Task statement
Gather all lines in the records below that include the word "Volume".
··· Recorded information
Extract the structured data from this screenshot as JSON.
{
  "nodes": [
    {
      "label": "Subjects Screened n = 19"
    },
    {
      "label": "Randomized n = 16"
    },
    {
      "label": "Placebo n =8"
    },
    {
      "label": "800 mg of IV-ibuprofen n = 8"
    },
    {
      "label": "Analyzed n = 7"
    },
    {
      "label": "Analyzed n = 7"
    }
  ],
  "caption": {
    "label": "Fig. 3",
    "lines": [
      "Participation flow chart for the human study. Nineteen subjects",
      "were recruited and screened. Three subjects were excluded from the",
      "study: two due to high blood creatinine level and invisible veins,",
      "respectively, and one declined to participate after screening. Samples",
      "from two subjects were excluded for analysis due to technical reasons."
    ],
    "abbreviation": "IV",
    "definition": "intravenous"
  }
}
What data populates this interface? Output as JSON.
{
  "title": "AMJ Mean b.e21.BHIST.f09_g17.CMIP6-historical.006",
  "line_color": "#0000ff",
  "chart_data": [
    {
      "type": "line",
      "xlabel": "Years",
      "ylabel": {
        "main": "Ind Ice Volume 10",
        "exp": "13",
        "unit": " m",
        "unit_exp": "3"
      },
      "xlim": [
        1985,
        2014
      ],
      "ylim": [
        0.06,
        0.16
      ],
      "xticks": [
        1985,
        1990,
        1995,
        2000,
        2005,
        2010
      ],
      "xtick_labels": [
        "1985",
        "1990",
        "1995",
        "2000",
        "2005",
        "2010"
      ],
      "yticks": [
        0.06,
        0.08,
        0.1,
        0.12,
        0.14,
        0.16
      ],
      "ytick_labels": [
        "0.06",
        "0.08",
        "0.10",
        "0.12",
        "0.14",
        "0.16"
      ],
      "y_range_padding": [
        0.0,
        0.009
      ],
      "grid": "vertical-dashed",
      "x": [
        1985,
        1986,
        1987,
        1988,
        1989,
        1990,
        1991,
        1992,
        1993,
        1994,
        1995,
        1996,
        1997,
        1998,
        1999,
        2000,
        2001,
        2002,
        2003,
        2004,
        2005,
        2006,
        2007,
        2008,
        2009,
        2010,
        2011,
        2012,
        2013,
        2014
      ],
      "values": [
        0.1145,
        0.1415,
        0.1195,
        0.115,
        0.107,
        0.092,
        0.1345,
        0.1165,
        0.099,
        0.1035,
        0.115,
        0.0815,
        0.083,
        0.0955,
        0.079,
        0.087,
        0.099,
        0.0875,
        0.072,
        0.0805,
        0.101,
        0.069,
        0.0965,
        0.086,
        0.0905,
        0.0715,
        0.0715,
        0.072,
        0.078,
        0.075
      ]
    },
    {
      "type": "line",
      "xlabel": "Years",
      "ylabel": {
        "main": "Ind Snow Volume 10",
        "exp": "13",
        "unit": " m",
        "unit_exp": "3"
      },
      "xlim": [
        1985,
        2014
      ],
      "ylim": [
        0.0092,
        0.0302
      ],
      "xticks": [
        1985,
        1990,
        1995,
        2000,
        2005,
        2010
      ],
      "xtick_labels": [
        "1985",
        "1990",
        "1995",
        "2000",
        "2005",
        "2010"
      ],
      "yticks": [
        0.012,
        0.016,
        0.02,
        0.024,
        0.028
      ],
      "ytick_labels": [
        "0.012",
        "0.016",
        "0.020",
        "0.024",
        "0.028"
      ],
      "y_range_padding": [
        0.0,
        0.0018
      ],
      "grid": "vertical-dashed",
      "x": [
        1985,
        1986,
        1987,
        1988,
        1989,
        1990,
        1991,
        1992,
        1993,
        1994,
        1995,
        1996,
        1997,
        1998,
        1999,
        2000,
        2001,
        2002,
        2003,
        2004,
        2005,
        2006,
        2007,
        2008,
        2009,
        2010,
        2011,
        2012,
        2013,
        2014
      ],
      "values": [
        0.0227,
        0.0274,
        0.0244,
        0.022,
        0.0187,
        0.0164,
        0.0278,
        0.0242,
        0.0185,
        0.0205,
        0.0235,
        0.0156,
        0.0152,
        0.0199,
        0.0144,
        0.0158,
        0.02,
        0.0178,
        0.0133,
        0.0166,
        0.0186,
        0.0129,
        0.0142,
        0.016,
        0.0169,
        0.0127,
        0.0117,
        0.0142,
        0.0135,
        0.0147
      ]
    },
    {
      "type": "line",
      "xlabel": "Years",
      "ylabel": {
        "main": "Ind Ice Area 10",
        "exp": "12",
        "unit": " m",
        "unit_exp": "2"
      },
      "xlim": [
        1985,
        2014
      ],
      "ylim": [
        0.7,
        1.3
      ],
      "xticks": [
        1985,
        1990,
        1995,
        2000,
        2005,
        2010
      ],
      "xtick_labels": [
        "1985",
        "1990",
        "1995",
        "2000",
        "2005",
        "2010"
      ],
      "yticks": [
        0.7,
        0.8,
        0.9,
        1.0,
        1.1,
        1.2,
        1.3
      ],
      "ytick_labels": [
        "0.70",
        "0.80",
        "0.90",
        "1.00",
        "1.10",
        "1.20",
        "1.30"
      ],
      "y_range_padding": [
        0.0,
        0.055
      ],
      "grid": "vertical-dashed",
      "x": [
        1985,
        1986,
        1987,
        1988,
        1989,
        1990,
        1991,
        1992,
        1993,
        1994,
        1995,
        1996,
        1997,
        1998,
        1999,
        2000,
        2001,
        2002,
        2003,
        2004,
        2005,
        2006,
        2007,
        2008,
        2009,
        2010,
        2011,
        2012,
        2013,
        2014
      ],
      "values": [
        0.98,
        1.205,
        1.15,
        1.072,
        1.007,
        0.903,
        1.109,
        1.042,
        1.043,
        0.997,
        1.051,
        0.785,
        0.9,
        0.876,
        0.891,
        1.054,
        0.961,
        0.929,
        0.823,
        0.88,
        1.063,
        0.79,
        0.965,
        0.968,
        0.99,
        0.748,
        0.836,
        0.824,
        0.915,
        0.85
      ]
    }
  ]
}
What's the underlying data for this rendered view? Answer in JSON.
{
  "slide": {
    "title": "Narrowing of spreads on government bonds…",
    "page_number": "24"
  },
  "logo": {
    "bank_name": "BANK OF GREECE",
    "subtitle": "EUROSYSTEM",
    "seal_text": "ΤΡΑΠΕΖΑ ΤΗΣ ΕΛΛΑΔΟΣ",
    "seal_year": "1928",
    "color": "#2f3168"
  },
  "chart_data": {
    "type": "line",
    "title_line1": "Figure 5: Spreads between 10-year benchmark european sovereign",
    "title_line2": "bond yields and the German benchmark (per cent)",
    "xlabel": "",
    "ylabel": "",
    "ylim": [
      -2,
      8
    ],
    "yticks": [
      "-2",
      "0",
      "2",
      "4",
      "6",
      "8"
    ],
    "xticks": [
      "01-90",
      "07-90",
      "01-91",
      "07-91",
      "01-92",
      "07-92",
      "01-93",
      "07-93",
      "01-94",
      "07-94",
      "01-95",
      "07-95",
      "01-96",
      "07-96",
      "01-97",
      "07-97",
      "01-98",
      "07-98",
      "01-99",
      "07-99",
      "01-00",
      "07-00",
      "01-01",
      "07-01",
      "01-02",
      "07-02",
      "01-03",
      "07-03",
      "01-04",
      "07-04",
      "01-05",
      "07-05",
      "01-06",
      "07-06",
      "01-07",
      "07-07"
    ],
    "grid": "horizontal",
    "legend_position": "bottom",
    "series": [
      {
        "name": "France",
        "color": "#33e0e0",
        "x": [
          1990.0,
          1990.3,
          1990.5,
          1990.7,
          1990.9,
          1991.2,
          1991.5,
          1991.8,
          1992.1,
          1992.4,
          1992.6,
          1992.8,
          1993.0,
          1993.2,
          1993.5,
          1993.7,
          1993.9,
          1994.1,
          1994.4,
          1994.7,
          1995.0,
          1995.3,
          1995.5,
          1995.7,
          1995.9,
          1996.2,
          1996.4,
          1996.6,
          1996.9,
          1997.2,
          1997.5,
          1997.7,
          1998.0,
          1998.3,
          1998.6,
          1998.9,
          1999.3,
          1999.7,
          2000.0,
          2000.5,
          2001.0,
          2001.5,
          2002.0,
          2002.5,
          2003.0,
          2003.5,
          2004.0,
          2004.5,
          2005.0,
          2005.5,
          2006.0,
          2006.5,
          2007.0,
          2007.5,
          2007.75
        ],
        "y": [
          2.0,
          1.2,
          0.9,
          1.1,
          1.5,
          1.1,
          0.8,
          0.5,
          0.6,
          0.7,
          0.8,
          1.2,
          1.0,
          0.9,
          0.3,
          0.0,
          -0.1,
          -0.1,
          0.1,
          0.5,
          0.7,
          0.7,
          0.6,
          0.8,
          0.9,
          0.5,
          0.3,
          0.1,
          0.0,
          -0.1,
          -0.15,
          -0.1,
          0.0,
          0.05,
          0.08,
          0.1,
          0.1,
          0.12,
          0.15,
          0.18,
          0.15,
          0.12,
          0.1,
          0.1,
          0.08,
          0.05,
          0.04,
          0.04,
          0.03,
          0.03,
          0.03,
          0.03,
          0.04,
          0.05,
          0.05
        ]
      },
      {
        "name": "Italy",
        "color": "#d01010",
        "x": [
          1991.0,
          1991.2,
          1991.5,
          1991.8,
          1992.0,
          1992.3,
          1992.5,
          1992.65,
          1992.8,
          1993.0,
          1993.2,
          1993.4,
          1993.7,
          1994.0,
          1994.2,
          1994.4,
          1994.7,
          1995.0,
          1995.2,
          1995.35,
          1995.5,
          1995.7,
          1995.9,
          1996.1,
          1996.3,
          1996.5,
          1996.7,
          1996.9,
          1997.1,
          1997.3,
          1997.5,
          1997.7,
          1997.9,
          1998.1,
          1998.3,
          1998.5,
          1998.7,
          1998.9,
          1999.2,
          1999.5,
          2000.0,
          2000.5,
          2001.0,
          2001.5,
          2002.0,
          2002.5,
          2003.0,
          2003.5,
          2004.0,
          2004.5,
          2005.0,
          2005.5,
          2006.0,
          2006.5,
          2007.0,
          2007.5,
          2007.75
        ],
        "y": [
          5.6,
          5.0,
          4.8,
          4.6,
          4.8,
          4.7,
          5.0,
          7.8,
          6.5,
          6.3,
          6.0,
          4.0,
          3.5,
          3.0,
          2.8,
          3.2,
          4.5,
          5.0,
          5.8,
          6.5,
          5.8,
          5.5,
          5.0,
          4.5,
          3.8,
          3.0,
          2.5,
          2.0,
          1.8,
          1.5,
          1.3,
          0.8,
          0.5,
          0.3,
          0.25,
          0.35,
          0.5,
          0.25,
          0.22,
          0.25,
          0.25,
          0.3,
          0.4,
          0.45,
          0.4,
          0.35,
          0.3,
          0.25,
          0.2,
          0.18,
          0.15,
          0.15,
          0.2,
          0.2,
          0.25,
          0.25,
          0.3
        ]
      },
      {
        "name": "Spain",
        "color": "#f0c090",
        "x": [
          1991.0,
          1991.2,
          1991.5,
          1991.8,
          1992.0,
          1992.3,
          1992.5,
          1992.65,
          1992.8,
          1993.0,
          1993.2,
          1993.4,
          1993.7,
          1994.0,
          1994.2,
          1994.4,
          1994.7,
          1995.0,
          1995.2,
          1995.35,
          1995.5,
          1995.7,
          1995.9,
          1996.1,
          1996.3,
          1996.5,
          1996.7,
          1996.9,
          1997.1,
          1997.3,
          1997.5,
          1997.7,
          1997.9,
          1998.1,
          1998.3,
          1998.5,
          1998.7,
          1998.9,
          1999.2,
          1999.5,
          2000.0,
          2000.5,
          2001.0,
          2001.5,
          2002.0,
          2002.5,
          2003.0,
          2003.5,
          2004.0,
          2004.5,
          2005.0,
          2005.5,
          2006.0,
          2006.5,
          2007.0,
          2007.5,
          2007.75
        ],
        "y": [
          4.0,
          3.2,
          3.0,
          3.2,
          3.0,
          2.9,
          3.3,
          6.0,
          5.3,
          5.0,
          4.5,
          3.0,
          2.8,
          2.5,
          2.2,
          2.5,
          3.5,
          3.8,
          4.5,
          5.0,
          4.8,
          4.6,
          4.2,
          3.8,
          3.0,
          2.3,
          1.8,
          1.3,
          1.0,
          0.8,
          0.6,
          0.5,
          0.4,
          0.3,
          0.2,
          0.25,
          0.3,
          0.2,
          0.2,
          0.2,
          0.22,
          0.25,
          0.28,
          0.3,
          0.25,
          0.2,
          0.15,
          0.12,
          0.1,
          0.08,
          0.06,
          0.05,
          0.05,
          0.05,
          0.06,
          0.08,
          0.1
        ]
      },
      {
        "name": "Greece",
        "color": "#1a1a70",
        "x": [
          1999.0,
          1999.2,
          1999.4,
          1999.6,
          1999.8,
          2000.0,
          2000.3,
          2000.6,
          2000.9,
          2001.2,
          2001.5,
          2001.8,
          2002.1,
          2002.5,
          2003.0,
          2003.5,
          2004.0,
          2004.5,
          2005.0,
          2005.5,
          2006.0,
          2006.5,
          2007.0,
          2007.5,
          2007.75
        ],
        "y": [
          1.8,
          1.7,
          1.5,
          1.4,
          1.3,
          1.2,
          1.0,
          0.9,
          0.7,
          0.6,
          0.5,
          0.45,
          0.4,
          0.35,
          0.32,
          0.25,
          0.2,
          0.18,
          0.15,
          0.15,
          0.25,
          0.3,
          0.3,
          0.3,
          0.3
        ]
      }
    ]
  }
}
······
Response below
        "main": "Ind Ice Volume 10",
        "main": "Ind Snow Volume 10",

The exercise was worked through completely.